======== Records shown ========

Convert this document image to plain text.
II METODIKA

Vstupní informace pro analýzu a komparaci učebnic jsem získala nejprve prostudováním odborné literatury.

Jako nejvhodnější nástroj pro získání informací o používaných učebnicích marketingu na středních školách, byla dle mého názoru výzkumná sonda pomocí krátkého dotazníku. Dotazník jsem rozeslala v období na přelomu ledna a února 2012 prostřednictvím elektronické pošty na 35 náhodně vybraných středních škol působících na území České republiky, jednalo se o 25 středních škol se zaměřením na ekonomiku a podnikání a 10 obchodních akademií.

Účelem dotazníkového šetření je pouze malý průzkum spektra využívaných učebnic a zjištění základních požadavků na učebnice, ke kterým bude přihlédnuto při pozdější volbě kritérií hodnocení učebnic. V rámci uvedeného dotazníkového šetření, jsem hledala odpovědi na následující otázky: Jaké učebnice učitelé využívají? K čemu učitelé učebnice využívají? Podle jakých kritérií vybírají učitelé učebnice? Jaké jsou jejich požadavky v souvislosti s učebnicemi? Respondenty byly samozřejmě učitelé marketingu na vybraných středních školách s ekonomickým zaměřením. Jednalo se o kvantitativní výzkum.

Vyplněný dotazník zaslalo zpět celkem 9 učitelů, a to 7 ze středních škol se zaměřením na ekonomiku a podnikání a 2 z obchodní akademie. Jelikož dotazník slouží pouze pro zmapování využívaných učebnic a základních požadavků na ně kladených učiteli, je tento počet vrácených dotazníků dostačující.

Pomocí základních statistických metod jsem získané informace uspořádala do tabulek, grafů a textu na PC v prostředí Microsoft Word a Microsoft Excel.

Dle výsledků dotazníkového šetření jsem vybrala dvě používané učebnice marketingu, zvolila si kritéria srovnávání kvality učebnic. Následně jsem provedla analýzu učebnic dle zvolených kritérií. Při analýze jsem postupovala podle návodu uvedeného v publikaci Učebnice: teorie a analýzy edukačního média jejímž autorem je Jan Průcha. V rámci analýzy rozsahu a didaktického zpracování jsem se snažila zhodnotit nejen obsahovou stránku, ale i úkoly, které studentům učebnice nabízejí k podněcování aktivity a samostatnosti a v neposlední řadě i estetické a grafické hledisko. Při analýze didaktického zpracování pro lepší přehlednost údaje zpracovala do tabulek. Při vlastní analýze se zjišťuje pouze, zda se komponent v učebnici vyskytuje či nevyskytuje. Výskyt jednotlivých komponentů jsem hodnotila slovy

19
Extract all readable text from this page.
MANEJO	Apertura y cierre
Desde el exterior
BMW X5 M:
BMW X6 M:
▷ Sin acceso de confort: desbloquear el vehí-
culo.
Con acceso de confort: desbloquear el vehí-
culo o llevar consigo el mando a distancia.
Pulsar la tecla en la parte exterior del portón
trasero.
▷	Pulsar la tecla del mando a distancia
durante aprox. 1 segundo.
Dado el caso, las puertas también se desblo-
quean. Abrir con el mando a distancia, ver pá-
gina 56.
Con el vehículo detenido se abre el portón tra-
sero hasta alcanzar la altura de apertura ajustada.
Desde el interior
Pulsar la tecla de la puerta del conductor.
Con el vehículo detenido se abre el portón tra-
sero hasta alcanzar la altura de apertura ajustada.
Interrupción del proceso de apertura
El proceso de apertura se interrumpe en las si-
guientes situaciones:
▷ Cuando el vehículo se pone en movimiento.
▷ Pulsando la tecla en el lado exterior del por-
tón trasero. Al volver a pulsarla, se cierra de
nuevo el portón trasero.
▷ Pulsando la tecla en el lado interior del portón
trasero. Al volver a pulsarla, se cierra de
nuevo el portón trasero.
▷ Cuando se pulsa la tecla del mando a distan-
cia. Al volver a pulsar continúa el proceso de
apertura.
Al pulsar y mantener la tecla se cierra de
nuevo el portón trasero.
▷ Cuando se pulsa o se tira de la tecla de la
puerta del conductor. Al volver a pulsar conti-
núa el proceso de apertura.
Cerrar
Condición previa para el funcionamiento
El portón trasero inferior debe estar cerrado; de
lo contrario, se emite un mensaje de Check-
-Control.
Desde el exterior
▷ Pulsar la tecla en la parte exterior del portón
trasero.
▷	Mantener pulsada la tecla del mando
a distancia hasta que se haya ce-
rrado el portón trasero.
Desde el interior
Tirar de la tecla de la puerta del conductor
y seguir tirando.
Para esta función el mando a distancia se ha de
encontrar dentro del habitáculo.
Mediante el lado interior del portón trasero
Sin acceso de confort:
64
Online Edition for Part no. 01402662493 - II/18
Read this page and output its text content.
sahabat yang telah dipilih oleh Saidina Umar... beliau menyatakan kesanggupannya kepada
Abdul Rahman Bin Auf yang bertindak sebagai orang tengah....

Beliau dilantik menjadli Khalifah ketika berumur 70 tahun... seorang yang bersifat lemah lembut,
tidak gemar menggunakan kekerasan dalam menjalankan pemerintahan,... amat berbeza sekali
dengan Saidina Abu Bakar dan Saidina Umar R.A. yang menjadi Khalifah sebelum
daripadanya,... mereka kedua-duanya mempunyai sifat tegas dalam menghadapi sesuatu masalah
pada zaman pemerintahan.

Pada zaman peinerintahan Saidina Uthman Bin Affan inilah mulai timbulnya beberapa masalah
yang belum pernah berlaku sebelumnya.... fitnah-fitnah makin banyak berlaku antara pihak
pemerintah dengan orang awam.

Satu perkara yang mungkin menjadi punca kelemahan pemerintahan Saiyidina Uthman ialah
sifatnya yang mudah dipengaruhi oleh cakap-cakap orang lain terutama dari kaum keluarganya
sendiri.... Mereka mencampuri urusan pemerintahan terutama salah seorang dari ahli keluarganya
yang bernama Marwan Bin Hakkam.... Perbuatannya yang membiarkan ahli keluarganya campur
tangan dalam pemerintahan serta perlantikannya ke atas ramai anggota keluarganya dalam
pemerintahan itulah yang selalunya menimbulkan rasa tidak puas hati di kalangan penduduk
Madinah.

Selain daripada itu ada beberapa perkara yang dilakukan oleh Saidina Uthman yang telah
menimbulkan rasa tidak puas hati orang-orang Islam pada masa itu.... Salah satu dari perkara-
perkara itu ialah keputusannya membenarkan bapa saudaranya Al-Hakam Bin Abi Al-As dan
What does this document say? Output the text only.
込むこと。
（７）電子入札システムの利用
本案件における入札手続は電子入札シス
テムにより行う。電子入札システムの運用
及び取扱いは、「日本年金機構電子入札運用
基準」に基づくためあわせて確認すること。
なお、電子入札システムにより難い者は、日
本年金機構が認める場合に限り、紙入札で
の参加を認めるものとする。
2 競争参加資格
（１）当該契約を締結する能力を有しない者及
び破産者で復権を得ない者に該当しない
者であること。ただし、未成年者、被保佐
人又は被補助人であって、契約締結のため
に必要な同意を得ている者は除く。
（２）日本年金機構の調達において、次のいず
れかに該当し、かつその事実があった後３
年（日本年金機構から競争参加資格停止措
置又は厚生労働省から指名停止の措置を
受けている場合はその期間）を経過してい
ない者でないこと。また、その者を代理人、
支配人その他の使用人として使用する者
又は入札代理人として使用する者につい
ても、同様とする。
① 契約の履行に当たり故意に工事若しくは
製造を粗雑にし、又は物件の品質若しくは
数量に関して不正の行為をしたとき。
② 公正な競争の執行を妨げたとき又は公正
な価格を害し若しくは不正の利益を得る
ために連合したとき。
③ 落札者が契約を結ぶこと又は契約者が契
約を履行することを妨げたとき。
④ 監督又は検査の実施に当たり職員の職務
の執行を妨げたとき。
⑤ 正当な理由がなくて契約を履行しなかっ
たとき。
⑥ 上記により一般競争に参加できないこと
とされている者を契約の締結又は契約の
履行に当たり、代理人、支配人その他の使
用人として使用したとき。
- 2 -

========

Reproduce the material exactly, with every line intact.

The output:
Convert this document image to plain text.
II METODIKA

Vstupní informace pro analýzu a komparaci učebnic jsem získala nejprve prostudováním odborné literatury.

Jako nejvhodnější nástroj pro získání informací o používaných učebnicích marketingu na středních školách, byla dle mého názoru výzkumná sonda pomocí krátkého dotazníku. Dotazník jsem rozeslala v období na přelomu ledna a února 2012 prostřednictvím elektronické pošty na 35 náhodně vybraných středních škol působících na území České republiky, jednalo se o 25 středních škol se zaměřením na ekonomiku a podnikání a 10 obchodních akademií.

Účelem dotazníkového šetření je pouze malý průzkum spektra využívaných učebnic a zjištění základních požadavků na učebnice, ke kterým bude přihlédnuto při pozdější volbě kritérií hodnocení učebnic. V rámci uvedeného dotazníkového šetření, jsem hledala odpovědi na následující otázky: Jaké učebnice učitelé využívají? K čemu učitelé učebnice využívají? Podle jakých kritérií vybírají učitelé učebnice? Jaké jsou jejich požadavky v souvislosti s učebnicemi? Respondenty byly samozřejmě učitelé marketingu na vybraných středních školách s ekonomickým zaměřením. Jednalo se o kvantitativní výzkum.

Vyplněný dotazník zaslalo zpět celkem 9 učitelů, a to 7 ze středních škol se zaměřením na ekonomiku a podnikání a 2 z obchodní akademie. Jelikož dotazník slouží pouze pro zmapování využívaných učebnic a základních požadavků na ně kladených učiteli, je tento počet vrácených dotazníků dostačující.

Pomocí základních statistických metod jsem získané informace uspořádala do tabulek, grafů a textu na PC v prostředí Microsoft Word a Microsoft Excel.

Dle výsledků dotazníkového šetření jsem vybrala dvě používané učebnice marketingu, zvolila si kritéria srovnávání kvality učebnic. Následně jsem provedla analýzu učebnic dle zvolených kritérií. Při analýze jsem postupovala podle návodu uvedeného v publikaci Učebnice: teorie a analýzy edukačního média jejímž autorem je Jan Průcha. V rámci analýzy rozsahu a didaktického zpracování jsem se snažila zhodnotit nejen obsahovou stránku, ale i úkoly, které studentům učebnice nabízejí k podněcování aktivity a samostatnosti a v neposlední řadě i estetické a grafické hledisko. Při analýze didaktického zpracování pro lepší přehlednost údaje zpracovala do tabulek. Při vlastní analýze se zjišťuje pouze, zda se komponent v učebnici vyskytuje či nevyskytuje. Výskyt jednotlivých komponentů jsem hodnotila slovy

19
Extract all readable text from this page.
MANEJO	Apertura y cierre
Desde el exterior
BMW X5 M:
BMW X6 M:
▷ Sin acceso de confort: desbloquear el vehí-
culo.
Con acceso de confort: desbloquear el vehí-
culo o llevar consigo el mando a distancia.
Pulsar la tecla en la parte exterior del portón
trasero.
▷	Pulsar la tecla del mando a distancia
durante aprox. 1 segundo.
Dado el caso, las puertas también se desblo-
quean. Abrir con el mando a distancia, ver pá-
gina 56.
Con el vehículo detenido se abre el portón tra-
sero hasta alcanzar la altura de apertura ajustada.
Desde el interior
Pulsar la tecla de la puerta del conductor.
Con el vehículo detenido se abre el portón tra-
sero hasta alcanzar la altura de apertura ajustada.
Interrupción del proceso de apertura
El proceso de apertura se interrumpe en las si-
guientes situaciones:
▷ Cuando el vehículo se pone en movimiento.
▷ Pulsando la tecla en el lado exterior del por-
tón trasero. Al volver a pulsarla, se cierra de
nuevo el portón trasero.
▷ Pulsando la tecla en el lado interior del portón
trasero. Al volver a pulsarla, se cierra de
nuevo el portón trasero.
▷ Cuando se pulsa la tecla del mando a distan-
cia. Al volver a pulsar continúa el proceso de
apertura.
Al pulsar y mantener la tecla se cierra de
nuevo el portón trasero.
▷ Cuando se pulsa o se tira de la tecla de la
puerta del conductor. Al volver a pulsar conti-
núa el proceso de apertura.
Cerrar
Condición previa para el funcionamiento
El portón trasero inferior debe estar cerrado; de
lo contrario, se emite un mensaje de Check-
-Control.
Desde el exterior
▷ Pulsar la tecla en la parte exterior del portón
trasero.
▷	Mantener pulsada la tecla del mando
a distancia hasta que se haya ce-
rrado el portón trasero.
Desde el interior
Tirar de la tecla de la puerta del conductor
y seguir tirando.
Para esta función el mando a distancia se ha de
encontrar dentro del habitáculo.
Mediante el lado interior del portón trasero
Sin acceso de confort:
64
Online Edition for Part no. 01402662493 - II/18
Read this page and output its text content.
sahabat yang telah dipilih oleh Saidina Umar... beliau menyatakan kesanggupannya kepada
Abdul Rahman Bin Auf yang bertindak sebagai orang tengah....

Beliau dilantik menjadli Khalifah ketika berumur 70 tahun... seorang yang bersifat lemah lembut,
tidak gemar menggunakan kekerasan dalam menjalankan pemerintahan,... amat berbeza sekali
dengan Saidina Abu Bakar dan Saidina Umar R.A. yang menjadi Khalifah sebelum
daripadanya,... mereka kedua-duanya mempunyai sifat tegas dalam menghadapi sesuatu masalah
pada zaman pemerintahan.

Pada zaman peinerintahan Saidina Uthman Bin Affan inilah mulai timbulnya beberapa masalah
yang belum pernah berlaku sebelumnya.... fitnah-fitnah makin banyak berlaku antara pihak
pemerintah dengan orang awam.

Satu perkara yang mungkin menjadi punca kelemahan pemerintahan Saiyidina Uthman ialah
sifatnya yang mudah dipengaruhi oleh cakap-cakap orang lain terutama dari kaum keluarganya
sendiri.... Mereka mencampuri urusan pemerintahan terutama salah seorang dari ahli keluarganya
yang bernama Marwan Bin Hakkam.... Perbuatannya yang membiarkan ahli keluarganya campur
tangan dalam pemerintahan serta perlantikannya ke atas ramai anggota keluarganya dalam
pemerintahan itulah yang selalunya menimbulkan rasa tidak puas hati di kalangan penduduk
Madinah.

Selain daripada itu ada beberapa perkara yang dilakukan oleh Saidina Uthman yang telah
menimbulkan rasa tidak puas hati orang-orang Islam pada masa itu.... Salah satu dari perkara-
perkara itu ialah keputusannya membenarkan bapa saudaranya Al-Hakam Bin Abi Al-As dan
What does this document say? Output the text only.
込むこと。
（７）電子入札システムの利用
本案件における入札手続は電子入札シス
テムにより行う。電子入札システムの運用
及び取扱いは、「日本年金機構電子入札運用
基準」に基づくためあわせて確認すること。
なお、電子入札システムにより難い者は、日
本年金機構が認める場合に限り、紙入札で
の参加を認めるものとする。
2 競争参加資格
（１）当該契約を締結する能力を有しない者及
び破産者で復権を得ない者に該当しない
者であること。ただし、未成年者、被保佐
人又は被補助人であって、契約締結のため
に必要な同意を得ている者は除く。
（２）日本年金機構の調達において、次のいず
れかに該当し、かつその事実があった後３
年（日本年金機構から競争参加資格停止措
置又は厚生労働省から指名停止の措置を
受けている場合はその期間）を経過してい
ない者でないこと。また、その者を代理人、
支配人その他の使用人として使用する者
又は入札代理人として使用する者につい
ても、同様とする。
① 契約の履行に当たり故意に工事若しくは
製造を粗雑にし、又は物件の品質若しくは
数量に関して不正の行為をしたとき。
② 公正な競争の執行を妨げたとき又は公正
な価格を害し若しくは不正の利益を得る
ために連合したとき。
③ 落札者が契約を結ぶこと又は契約者が契
約を履行することを妨げたとき。
④ 監督又は検査の実施に当たり職員の職務
の執行を妨げたとき。
⑤ 正当な理由がなくて契約を履行しなかっ
たとき。
⑥ 上記により一般競争に参加できないこと
とされている者を契約の締結又は契約の
履行に当たり、代理人、支配人その他の使
用人として使用したとき。
- 2 -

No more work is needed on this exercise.